(Layout coordinate data)
--- begin ---
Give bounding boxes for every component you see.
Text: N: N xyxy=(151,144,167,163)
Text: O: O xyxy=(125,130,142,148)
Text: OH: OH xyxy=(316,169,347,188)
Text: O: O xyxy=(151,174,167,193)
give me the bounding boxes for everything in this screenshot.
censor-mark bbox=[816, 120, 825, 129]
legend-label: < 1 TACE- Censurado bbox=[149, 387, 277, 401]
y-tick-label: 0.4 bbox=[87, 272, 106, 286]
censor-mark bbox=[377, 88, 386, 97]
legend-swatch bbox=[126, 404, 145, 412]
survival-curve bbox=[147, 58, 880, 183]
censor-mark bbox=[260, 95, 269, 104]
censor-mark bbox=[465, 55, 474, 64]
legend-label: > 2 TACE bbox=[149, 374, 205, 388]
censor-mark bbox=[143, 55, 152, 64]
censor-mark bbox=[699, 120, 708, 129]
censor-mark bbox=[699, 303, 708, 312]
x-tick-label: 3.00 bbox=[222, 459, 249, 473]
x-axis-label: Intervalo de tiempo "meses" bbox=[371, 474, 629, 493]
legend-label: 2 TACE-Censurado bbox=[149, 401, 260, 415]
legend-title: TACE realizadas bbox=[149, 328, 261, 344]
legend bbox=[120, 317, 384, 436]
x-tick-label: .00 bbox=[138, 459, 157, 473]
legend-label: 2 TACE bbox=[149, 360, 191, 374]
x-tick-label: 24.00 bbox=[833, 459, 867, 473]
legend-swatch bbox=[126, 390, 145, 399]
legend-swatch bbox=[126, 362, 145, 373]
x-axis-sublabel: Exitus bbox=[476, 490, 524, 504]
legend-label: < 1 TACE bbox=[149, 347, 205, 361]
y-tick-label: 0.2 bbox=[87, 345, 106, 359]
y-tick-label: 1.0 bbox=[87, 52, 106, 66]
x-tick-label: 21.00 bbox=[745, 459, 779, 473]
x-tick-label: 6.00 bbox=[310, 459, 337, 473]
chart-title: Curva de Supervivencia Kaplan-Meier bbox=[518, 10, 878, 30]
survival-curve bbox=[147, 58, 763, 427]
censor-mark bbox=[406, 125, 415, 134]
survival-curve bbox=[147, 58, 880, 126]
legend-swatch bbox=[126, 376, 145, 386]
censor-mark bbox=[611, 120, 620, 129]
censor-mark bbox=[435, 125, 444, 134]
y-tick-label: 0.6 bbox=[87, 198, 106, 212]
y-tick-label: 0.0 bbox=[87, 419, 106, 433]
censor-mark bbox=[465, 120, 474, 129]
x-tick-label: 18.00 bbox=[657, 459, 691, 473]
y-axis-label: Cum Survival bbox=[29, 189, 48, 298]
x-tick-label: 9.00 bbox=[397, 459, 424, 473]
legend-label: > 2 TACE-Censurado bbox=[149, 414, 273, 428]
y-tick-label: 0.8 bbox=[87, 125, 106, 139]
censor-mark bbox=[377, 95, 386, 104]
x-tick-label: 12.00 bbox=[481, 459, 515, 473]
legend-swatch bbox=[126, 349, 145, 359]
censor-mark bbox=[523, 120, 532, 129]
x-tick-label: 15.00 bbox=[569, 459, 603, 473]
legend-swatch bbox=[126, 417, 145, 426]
--- end ---
◆ REQUIREMENTS: Count the lines in the entries above that contain the string "swatch", with case counting. Give only the number.

◆ ANSWER TO THE EXERCISE: 6